## Source data:
## Begin
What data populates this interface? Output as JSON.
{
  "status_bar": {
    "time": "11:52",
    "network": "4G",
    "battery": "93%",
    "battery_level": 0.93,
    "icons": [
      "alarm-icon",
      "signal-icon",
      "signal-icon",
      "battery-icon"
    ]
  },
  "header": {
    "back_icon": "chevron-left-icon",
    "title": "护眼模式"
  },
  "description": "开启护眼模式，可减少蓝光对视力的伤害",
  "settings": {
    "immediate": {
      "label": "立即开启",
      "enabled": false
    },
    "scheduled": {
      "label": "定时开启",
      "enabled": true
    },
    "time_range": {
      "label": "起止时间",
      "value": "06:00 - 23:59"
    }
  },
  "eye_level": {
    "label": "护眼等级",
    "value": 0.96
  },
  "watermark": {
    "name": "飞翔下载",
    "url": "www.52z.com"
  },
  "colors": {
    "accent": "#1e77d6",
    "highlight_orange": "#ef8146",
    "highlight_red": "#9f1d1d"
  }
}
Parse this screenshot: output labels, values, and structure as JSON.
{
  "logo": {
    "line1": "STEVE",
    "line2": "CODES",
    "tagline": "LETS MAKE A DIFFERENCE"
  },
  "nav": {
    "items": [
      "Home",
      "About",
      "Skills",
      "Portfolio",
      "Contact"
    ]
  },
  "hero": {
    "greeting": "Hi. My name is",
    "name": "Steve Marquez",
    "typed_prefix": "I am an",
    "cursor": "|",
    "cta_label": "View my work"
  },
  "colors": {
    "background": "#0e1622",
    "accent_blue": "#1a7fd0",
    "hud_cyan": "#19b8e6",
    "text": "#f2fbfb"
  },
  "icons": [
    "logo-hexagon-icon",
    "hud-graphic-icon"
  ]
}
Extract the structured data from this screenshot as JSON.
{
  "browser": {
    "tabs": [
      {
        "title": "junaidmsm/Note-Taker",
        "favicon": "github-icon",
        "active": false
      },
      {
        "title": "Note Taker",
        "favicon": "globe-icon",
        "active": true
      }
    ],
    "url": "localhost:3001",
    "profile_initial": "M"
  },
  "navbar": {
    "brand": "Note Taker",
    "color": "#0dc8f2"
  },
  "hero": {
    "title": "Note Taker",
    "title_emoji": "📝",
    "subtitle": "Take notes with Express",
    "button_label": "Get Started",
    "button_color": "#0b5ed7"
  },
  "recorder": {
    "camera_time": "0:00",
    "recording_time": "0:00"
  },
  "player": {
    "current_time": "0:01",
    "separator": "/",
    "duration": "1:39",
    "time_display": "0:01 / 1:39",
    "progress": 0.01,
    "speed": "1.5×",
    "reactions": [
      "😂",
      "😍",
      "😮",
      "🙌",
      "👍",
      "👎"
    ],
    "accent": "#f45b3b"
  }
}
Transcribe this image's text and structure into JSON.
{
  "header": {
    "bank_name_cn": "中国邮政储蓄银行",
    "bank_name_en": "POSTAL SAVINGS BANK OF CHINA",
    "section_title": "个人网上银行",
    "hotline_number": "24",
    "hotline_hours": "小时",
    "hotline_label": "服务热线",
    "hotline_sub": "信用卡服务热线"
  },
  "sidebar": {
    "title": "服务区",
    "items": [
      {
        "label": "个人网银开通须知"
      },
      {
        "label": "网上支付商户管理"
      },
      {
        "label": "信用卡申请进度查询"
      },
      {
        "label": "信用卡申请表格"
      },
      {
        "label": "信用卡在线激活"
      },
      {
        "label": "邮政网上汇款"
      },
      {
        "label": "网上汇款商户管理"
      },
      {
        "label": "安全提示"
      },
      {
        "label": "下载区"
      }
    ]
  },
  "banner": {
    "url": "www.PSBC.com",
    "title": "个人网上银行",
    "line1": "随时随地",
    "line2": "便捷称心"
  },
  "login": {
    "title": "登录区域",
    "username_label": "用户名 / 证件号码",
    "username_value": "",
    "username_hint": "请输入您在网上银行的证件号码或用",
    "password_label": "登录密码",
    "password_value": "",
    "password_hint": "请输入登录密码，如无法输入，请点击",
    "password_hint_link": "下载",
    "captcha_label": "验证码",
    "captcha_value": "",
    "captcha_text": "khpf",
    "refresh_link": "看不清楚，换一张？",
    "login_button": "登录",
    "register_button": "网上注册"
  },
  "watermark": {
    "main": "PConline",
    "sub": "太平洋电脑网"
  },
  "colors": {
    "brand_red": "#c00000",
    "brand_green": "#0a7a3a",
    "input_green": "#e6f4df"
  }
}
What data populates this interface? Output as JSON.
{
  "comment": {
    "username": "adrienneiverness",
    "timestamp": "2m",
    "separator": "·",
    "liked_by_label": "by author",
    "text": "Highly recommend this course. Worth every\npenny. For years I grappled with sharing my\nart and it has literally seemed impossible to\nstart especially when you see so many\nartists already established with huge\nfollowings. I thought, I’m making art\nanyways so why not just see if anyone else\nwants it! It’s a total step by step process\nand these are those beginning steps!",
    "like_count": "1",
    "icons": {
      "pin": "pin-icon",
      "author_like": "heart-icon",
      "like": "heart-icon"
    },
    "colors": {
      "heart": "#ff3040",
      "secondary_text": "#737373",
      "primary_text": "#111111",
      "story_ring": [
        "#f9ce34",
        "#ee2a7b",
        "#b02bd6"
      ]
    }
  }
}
## End
## Given request:
Copy down the whole of the data above, matching it exactly.

## The output:
What data populates this interface? Output as JSON.
{
  "status_bar": {
    "time": "11:52",
    "network": "4G",
    "battery": "93%",
    "battery_level": 0.93,
    "icons": [
      "alarm-icon",
      "signal-icon",
      "signal-icon",
      "battery-icon"
    ]
  },
  "header": {
    "back_icon": "chevron-left-icon",
    "title": "护眼模式"
  },
  "description": "开启护眼模式，可减少蓝光对视力的伤害",
  "settings": {
    "immediate": {
      "label": "立即开启",
      "enabled": false
    },
    "scheduled": {
      "label": "定时开启",
      "enabled": true
    },
    "time_range": {
      "label": "起止时间",
      "value": "06:00 - 23:59"
    }
  },
  "eye_level": {
    "label": "护眼等级",
    "value": 0.96
  },
  "watermark": {
    "name": "飞翔下载",
    "url": "www.52z.com"
  },
  "colors": {
    "accent": "#1e77d6",
    "highlight_orange": "#ef8146",
    "highlight_red": "#9f1d1d"
  }
}
Parse this screenshot: output labels, values, and structure as JSON.
{
  "logo": {
    "line1": "STEVE",
    "line2": "CODES",
    "tagline": "LETS MAKE A DIFFERENCE"
  },
  "nav": {
    "items": [
      "Home",
      "About",
      "Skills",
      "Portfolio",
      "Contact"
    ]
  },
  "hero": {
    "greeting": "Hi. My name is",
    "name": "Steve Marquez",
    "typed_prefix": "I am an",
    "cursor": "|",
    "cta_label": "View my work"
  },
  "colors": {
    "background": "#0e1622",
    "accent_blue": "#1a7fd0",
    "hud_cyan": "#19b8e6",
    "text": "#f2fbfb"
  },
  "icons": [
    "logo-hexagon-icon",
    "hud-graphic-icon"
  ]
}
Extract the structured data from this screenshot as JSON.
{
  "browser": {
    "tabs": [
      {
        "title": "junaidmsm/Note-Taker",
        "favicon": "github-icon",
        "active": false
      },
      {
        "title": "Note Taker",
        "favicon": "globe-icon",
        "active": true
      }
    ],
    "url": "localhost:3001",
    "profile_initial": "M"
  },
  "navbar": {
    "brand": "Note Taker",
    "color": "#0dc8f2"
  },
  "hero": {
    "title": "Note Taker",
    "title_emoji": "📝",
    "subtitle": "Take notes with Express",
    "button_label": "Get Started",
    "button_color": "#0b5ed7"
  },
  "recorder": {
    "camera_time": "0:00",
    "recording_time": "0:00"
  },
  "player": {
    "current_time": "0:01",
    "separator": "/",
    "duration": "1:39",
    "time_display": "0:01 / 1:39",
    "progress": 0.01,
    "speed": "1.5×",
    "reactions": [
      "😂",
      "😍",
      "😮",
      "🙌",
      "👍",
      "👎"
    ],
    "accent": "#f45b3b"
  }
}
Transcribe this image's text and structure into JSON.
{
  "header": {
    "bank_name_cn": "中国邮政储蓄银行",
    "bank_name_en": "POSTAL SAVINGS BANK OF CHINA",
    "section_title": "个人网上银行",
    "hotline_number": "24",
    "hotline_hours": "小时",
    "hotline_label": "服务热线",
    "hotline_sub": "信用卡服务热线"
  },
  "sidebar": {
    "title": "服务区",
    "items": [
      {
        "label": "个人网银开通须知"
      },
      {
        "label": "网上支付商户管理"
      },
      {
        "label": "信用卡申请进度查询"
      },
      {
        "label": "信用卡申请表格"
      },
      {
        "label": "信用卡在线激活"
      },
      {
        "label": "邮政网上汇款"
      },
      {
        "label": "网上汇款商户管理"
      },
      {
        "label": "安全提示"
      },
      {
        "label": "下载区"
      }
    ]
  },
  "banner": {
    "url": "www.PSBC.com",
    "title": "个人网上银行",
    "line1": "随时随地",
    "line2": "便捷称心"
  },
  "login": {
    "title": "登录区域",
    "username_label": "用户名 / 证件号码",
    "username_value": "",
    "username_hint": "请输入您在网上银行的证件号码或用",
    "password_label": "登录密码",
    "password_value": "",
    "password_hint": "请输入登录密码，如无法输入，请点击",
    "password_hint_link": "下载",
    "captcha_label": "验证码",
    "captcha_value": "",
    "captcha_text": "khpf",
    "refresh_link": "看不清楚，换一张？",
    "login_button": "登录",
    "register_button": "网上注册"
  },
  "watermark": {
    "main": "PConline",
    "sub": "太平洋电脑网"
  },
  "colors": {
    "brand_red": "#c00000",
    "brand_green": "#0a7a3a",
    "input_green": "#e6f4df"
  }
}
What data populates this interface? Output as JSON.
{
  "comment": {
    "username": "adrienneiverness",
    "timestamp": "2m",
    "separator": "·",
    "liked_by_label": "by author",
    "text": "Highly recommend this course. Worth every\npenny. For years I grappled with sharing my\nart and it has literally seemed impossible to\nstart especially when you see so many\nartists already established with huge\nfollowings. I thought, I’m making art\nanyways so why not just see if anyone else\nwants it! It’s a total step by step process\nand these are those beginning steps!",
    "like_count": "1",
    "icons": {
      "pin": "pin-icon",
      "author_like": "heart-icon",
      "like": "heart-icon"
    },
    "colors": {
      "heart": "#ff3040",
      "secondary_text": "#737373",
      "primary_text": "#111111",
      "story_ring": [
        "#f9ce34",
        "#ee2a7b",
        "#b02bd6"
      ]
    }
  }
}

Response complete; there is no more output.